_元の文章_
___
2019年8月27日 更新

学校だけでなく家庭でのトレーニングがカギに!野菜好きな子どもに育てる「ベジトレ」とは?

小学校の現場で深刻化する「給食残し」問題を調査!子どもが残す給食トップは「野菜メニュー」 専門家が指南! 野菜好きな子どもに育てる「ベジトレ」とは?

生活者の意識・実態に関する調査をおこなうトレンド総研(http://www.trendsoken.com/)が、子どもを野菜好きにするためのトレーニング=「ベジトレ」をテーマに、小学校教員および母親への調査を実施。また、子どもの食育事情に詳しい、栄養士・料理研究家・食コンサルタントの浜田陽子先生に、家庭における「ベジトレ」のポイントについてインタビューをおこないました。

「ベジトレ」とは?

近年、学校における給食の「残食率」の高さが問題になっています。こうした状況に対しては、提供する給食メニューの改善を求める声だけでなく、子どもたち自身の偏食が進んでいるという指摘も多くあがっているようです。
___
_行の抜粋_
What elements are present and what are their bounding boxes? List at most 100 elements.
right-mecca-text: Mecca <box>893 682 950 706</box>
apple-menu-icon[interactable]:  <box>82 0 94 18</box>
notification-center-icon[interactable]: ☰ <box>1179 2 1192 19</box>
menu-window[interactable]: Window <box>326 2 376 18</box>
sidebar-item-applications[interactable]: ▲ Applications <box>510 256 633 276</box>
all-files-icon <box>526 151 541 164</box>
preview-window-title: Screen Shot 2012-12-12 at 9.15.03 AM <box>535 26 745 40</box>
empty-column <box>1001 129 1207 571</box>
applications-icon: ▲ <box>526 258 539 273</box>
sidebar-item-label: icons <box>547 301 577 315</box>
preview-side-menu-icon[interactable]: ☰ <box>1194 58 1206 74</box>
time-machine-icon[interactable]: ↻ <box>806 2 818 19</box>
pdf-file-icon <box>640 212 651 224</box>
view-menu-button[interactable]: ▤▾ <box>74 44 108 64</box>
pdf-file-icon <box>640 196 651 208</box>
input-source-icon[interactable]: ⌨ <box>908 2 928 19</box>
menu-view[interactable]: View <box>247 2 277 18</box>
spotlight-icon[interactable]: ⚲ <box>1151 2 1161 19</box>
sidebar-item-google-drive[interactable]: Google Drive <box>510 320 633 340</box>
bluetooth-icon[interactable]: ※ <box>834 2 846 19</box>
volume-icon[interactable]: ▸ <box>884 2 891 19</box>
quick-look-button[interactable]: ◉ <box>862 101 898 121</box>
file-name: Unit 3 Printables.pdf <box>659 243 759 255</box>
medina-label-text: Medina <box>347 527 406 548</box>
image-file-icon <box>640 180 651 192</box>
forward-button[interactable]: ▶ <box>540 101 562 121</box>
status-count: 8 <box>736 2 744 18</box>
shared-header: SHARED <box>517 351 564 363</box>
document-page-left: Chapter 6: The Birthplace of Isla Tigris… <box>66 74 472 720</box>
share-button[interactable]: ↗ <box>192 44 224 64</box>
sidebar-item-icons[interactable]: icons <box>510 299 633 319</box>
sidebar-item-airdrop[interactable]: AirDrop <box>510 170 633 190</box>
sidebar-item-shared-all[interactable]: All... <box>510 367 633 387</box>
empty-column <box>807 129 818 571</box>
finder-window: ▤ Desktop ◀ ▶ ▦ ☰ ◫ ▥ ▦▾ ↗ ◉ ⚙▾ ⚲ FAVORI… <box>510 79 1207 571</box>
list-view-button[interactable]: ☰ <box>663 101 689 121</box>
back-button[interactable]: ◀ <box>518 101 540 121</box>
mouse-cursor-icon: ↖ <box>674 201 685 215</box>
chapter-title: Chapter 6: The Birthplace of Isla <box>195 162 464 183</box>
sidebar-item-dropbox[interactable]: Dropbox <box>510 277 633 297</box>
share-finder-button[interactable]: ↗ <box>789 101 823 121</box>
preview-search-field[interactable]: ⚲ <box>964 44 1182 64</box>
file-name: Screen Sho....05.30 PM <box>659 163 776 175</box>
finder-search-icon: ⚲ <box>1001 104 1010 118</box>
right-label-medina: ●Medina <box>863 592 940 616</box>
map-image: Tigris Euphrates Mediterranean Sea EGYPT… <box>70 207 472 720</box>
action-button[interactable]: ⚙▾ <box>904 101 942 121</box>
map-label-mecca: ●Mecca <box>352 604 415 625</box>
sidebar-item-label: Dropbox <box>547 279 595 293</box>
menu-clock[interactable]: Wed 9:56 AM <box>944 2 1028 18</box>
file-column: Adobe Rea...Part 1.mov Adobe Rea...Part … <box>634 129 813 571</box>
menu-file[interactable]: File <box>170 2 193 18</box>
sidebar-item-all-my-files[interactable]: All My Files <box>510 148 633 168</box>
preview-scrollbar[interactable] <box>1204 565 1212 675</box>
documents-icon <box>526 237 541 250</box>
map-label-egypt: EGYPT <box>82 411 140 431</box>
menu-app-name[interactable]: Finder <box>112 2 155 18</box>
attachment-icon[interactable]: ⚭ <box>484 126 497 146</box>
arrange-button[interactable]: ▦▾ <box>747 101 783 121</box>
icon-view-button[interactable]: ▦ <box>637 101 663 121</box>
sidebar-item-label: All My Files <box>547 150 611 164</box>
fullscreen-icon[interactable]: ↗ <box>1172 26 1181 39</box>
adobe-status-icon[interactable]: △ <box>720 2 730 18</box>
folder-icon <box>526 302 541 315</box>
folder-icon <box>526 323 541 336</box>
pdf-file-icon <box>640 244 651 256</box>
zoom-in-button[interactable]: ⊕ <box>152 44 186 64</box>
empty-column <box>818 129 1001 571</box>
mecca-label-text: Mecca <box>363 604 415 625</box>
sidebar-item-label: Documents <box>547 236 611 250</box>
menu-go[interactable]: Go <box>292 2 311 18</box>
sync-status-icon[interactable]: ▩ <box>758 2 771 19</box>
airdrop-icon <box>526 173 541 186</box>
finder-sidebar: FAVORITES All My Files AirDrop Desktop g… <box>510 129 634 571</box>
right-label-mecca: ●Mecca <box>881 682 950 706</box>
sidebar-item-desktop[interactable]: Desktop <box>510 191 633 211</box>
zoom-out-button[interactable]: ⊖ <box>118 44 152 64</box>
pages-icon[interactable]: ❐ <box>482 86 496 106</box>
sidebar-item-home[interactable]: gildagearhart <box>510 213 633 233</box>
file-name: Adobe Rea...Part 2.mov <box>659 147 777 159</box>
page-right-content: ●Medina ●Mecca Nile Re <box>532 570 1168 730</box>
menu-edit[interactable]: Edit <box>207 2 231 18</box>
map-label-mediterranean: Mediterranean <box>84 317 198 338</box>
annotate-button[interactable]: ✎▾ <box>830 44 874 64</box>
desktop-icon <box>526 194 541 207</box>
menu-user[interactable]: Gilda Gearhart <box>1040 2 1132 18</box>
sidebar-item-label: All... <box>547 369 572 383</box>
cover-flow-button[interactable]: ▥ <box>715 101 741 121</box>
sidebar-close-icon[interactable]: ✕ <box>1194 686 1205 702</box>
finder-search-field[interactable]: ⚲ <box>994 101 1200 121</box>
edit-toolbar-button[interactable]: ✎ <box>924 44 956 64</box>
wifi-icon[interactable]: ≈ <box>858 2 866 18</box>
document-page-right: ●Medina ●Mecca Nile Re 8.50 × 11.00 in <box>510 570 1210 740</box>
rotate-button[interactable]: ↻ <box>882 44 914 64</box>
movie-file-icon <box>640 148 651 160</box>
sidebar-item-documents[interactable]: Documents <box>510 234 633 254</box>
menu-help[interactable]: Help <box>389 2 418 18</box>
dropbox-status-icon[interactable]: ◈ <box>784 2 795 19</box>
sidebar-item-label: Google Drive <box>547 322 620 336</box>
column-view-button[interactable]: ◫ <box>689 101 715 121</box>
___
_取り組む作業_
1. 「ベジトレ」の記事から、「2019年8月27日 更新」で始まり「も多くあがっているようです。」で終わる部分をそのまま返してください。
2. 「ベジトレ」の記事で、トレンド総研が調査をおこなった相手は誰ですか?

_想定される回答_
1.
2019年8月27日 更新

学校だけでなく家庭でのトレーニングがカギに!野菜好きな子どもに育てる「ベジトレ」とは?

小学校の現場で深刻化する「給食残し」問題を調査!子どもが残す給食トップは「野菜メニュー」 専門家が指南! 野菜好きな子どもに育てる「ベジトレ」とは?

生活者の意識・実態に関する調査をおこなうトレンド総研(http://www.trendsoken.com/)が、子どもを野菜好きにするためのトレーニング=「ベジトレ」をテーマに、小学校教員および母親への調査を実施。また、子どもの食育事情に詳しい、栄養士・料理研究家・食コンサルタントの浜田陽子先生に、家庭における「ベジトレ」のポイントについてインタビューをおこないました。

「ベジトレ」とは?

近年、学校における給食の「残食率」の高さが問題になっています。こうした状況に対しては、提供する給食メニューの改善を求める声だけでなく、子どもたち自身の偏食が進んでいるという指摘も多くあがっているようです。

2. 小学校教員および母親です。